**What is needed**
Which lines in the material below contain the word "costs"? Copy each of them.
::: Input rows :::
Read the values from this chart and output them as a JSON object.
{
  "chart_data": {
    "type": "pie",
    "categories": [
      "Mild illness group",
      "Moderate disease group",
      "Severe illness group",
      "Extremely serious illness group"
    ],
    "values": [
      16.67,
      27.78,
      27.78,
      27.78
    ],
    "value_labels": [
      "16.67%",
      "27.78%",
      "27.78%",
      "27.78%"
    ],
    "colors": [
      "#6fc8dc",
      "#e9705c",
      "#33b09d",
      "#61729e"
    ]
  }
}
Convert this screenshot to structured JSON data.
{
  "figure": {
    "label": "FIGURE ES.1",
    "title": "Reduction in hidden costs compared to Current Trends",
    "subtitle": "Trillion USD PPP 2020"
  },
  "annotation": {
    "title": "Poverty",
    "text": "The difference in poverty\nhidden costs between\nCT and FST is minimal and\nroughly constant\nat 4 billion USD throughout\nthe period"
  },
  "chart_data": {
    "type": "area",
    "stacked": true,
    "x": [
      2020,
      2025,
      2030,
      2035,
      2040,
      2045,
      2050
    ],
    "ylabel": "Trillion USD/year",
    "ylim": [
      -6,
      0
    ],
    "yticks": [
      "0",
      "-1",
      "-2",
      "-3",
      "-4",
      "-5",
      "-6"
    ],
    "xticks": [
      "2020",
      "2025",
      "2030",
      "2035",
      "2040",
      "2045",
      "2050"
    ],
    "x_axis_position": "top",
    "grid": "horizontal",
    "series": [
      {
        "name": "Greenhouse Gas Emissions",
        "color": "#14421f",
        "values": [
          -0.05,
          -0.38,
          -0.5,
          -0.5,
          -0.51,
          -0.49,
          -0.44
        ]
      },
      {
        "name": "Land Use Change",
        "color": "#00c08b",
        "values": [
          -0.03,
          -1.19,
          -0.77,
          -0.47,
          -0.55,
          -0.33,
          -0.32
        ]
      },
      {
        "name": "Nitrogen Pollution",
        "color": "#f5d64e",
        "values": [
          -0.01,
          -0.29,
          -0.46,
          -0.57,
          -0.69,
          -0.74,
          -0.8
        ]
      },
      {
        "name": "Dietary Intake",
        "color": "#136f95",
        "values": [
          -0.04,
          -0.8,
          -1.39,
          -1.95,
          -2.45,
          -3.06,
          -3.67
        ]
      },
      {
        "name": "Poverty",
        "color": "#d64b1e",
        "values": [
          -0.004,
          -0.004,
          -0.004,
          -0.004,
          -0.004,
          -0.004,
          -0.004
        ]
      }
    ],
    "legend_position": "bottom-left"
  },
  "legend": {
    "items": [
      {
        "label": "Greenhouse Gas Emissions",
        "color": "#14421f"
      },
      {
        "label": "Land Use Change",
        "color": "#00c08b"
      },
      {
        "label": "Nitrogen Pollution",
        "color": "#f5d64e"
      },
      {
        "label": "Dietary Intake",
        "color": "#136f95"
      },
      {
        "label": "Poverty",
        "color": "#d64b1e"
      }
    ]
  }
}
:::
**Solved problem**
    "title": "Reduction in hidden costs compared to Current Trends",
    "text": "The difference in poverty\nhidden costs between\nCT and FST is minimal and\nroughly constant\nat 4 billion USD throughout\nthe period"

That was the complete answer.